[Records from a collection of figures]
**********
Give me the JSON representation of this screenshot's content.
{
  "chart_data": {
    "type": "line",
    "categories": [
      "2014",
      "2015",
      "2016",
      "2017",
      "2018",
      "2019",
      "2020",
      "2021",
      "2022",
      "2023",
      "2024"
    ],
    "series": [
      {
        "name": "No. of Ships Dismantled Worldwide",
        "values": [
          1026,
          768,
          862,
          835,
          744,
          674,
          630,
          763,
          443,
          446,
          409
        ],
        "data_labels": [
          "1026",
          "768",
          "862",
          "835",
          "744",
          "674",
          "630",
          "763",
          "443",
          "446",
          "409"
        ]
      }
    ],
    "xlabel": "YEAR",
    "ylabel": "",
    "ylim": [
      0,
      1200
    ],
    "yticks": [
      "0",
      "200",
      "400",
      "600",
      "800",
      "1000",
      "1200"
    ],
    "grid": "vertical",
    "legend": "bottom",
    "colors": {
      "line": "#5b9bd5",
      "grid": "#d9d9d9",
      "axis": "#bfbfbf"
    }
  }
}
**********
### What you will do
From the records above, please extract every line and repeat it exactly.

### Reply
Give me the JSON representation of this screenshot's content.
{
  "chart_data": {
    "type": "line",
    "categories": [
      "2014",
      "2015",
      "2016",
      "2017",
      "2018",
      "2019",
      "2020",
      "2021",
      "2022",
      "2023",
      "2024"
    ],
    "series": [
      {
        "name": "No. of Ships Dismantled Worldwide",
        "values": [
          1026,
          768,
          862,
          835,
          744,
          674,
          630,
          763,
          443,
          446,
          409
        ],
        "data_labels": [
          "1026",
          "768",
          "862",
          "835",
          "744",
          "674",
          "630",
          "763",
          "443",
          "446",
          "409"
        ]
      }
    ],
    "xlabel": "YEAR",
    "ylabel": "",
    "ylim": [
      0,
      1200
    ],
    "yticks": [
      "0",
      "200",
      "400",
      "600",
      "800",
      "1000",
      "1200"
    ],
    "grid": "vertical",
    "legend": "bottom",
    "colors": {
      "line": "#5b9bd5",
      "grid": "#d9d9d9",
      "axis": "#bfbfbf"
    }
  }
}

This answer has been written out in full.